===== Materials provided =====
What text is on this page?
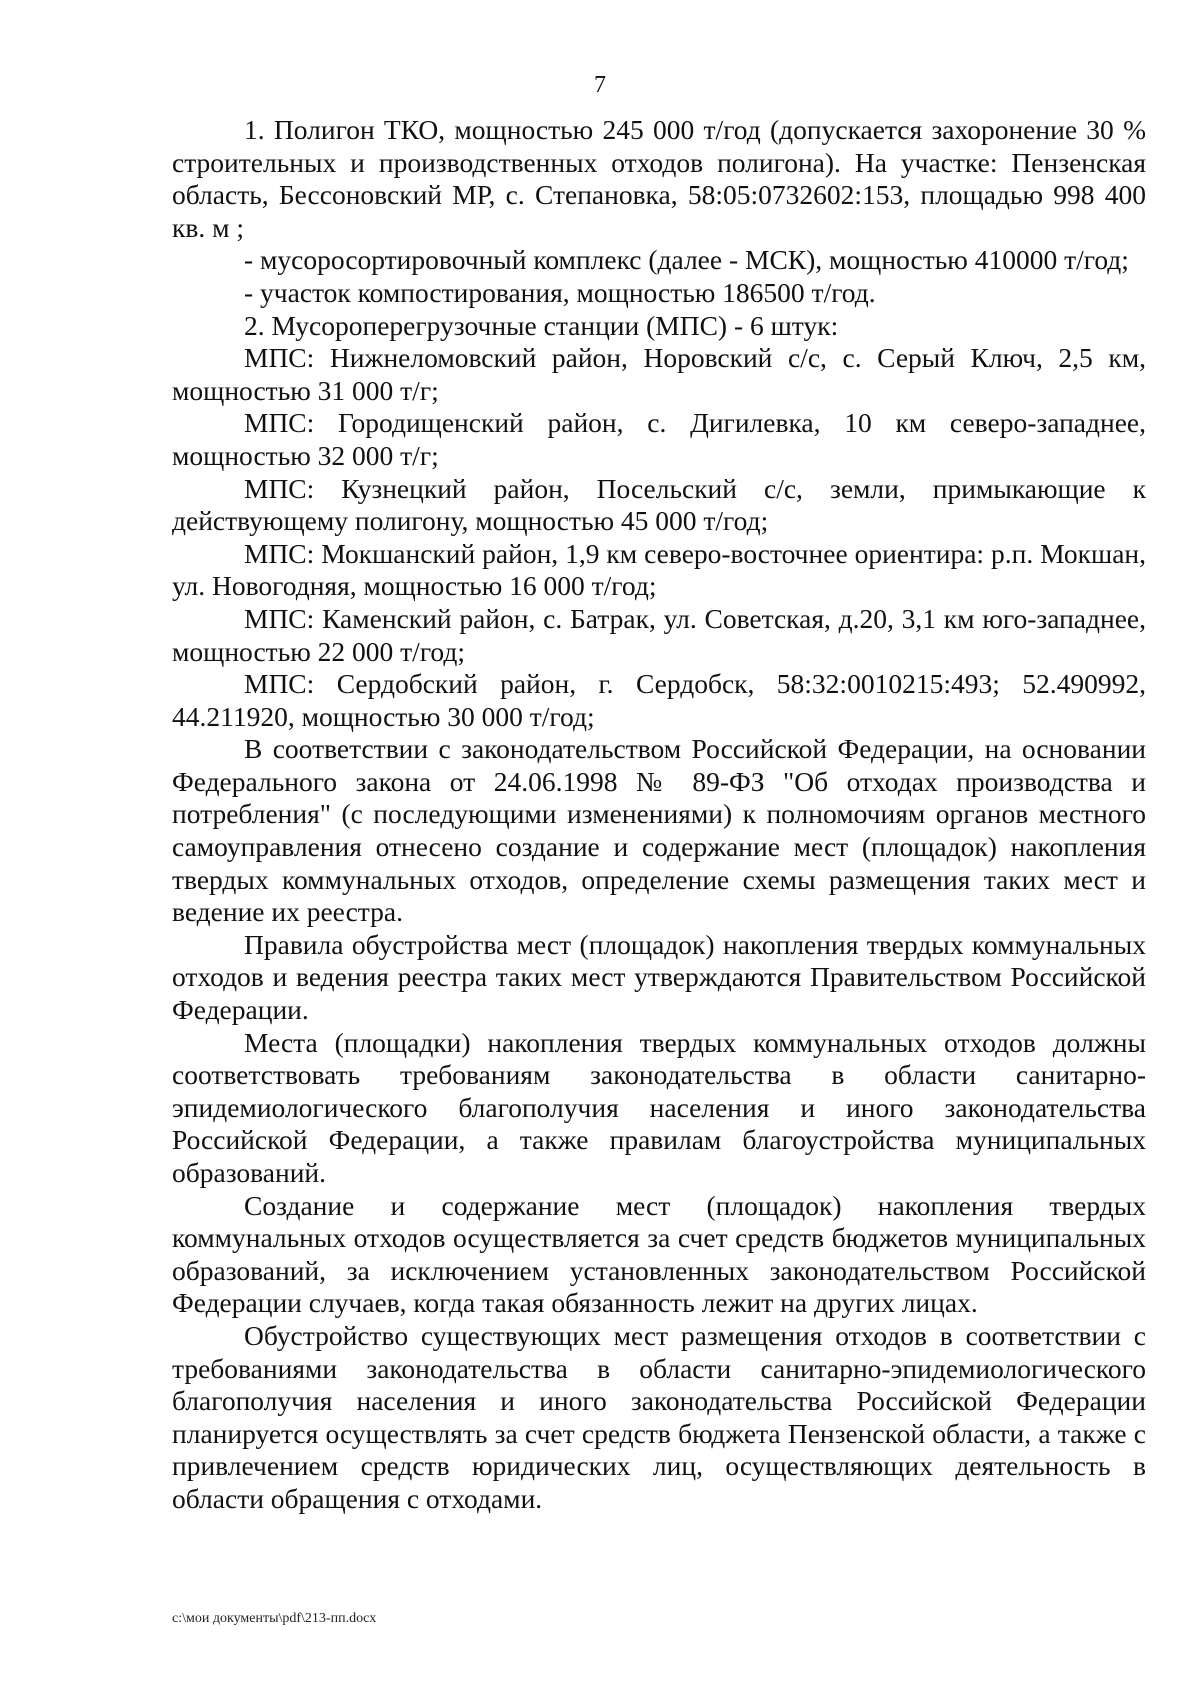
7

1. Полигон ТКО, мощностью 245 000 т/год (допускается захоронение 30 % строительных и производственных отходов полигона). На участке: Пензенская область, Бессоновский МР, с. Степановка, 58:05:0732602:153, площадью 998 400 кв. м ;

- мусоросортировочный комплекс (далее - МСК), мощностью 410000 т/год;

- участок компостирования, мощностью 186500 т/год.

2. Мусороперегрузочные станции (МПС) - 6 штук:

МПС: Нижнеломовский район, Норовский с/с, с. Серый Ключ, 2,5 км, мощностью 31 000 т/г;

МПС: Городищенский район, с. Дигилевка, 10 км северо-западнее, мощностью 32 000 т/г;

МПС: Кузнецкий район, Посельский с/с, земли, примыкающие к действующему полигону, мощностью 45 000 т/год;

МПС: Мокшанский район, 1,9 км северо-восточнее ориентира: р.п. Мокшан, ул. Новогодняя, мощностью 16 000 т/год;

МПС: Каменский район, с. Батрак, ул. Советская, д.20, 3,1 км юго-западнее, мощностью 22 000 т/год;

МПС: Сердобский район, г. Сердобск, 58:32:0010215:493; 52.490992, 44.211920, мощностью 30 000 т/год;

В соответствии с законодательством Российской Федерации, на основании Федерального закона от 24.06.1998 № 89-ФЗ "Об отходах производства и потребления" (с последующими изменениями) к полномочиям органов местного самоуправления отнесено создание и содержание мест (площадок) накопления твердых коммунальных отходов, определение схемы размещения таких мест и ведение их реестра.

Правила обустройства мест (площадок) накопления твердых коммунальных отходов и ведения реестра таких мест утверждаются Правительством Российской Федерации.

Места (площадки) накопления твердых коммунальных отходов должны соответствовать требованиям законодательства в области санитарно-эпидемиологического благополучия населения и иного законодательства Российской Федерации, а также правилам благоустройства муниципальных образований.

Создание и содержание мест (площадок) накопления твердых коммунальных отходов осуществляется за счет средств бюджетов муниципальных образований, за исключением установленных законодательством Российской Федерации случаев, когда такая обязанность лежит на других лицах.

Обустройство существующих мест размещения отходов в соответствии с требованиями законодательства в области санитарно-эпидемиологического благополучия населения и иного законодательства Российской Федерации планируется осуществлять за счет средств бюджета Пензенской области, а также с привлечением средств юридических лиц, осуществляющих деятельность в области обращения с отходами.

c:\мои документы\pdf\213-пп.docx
=====
Return the listing above unchanged, apart from dropping its pictures.

* Answer in full *
What text is on this page?
7

1. Полигон ТКО, мощностью 245 000 т/год (допускается захоронение 30 % строительных и производственных отходов полигона). На участке: Пензенская область, Бессоновский МР, с. Степановка, 58:05:0732602:153, площадью 998 400 кв. м ;

- мусоросортировочный комплекс (далее - МСК), мощностью 410000 т/год;

- участок компостирования, мощностью 186500 т/год.

2. Мусороперегрузочные станции (МПС) - 6 штук:

МПС: Нижнеломовский район, Норовский с/с, с. Серый Ключ, 2,5 км, мощностью 31 000 т/г;

МПС: Городищенский район, с. Дигилевка, 10 км северо-западнее, мощностью 32 000 т/г;

МПС: Кузнецкий район, Посельский с/с, земли, примыкающие к действующему полигону, мощностью 45 000 т/год;

МПС: Мокшанский район, 1,9 км северо-восточнее ориентира: р.п. Мокшан, ул. Новогодняя, мощностью 16 000 т/год;

МПС: Каменский район, с. Батрак, ул. Советская, д.20, 3,1 км юго-западнее, мощностью 22 000 т/год;

МПС: Сердобский район, г. Сердобск, 58:32:0010215:493; 52.490992, 44.211920, мощностью 30 000 т/год;

В соответствии с законодательством Российской Федерации, на основании Федерального закона от 24.06.1998 № 89-ФЗ "Об отходах производства и потребления" (с последующими изменениями) к полномочиям органов местного самоуправления отнесено создание и содержание мест (площадок) накопления твердых коммунальных отходов, определение схемы размещения таких мест и ведение их реестра.

Правила обустройства мест (площадок) накопления твердых коммунальных отходов и ведения реестра таких мест утверждаются Правительством Российской Федерации.

Места (площадки) накопления твердых коммунальных отходов должны соответствовать требованиям законодательства в области санитарно-эпидемиологического благополучия населения и иного законодательства Российской Федерации, а также правилам благоустройства муниципальных образований.

Создание и содержание мест (площадок) накопления твердых коммунальных отходов осуществляется за счет средств бюджетов муниципальных образований, за исключением установленных законодательством Российской Федерации случаев, когда такая обязанность лежит на других лицах.

Обустройство существующих мест размещения отходов в соответствии с требованиями законодательства в области санитарно-эпидемиологического благополучия населения и иного законодательства Российской Федерации планируется осуществлять за счет средств бюджета Пензенской области, а также с привлечением средств юридических лиц, осуществляющих деятельность в области обращения с отходами.

c:\мои документы\pdf\213-пп.docx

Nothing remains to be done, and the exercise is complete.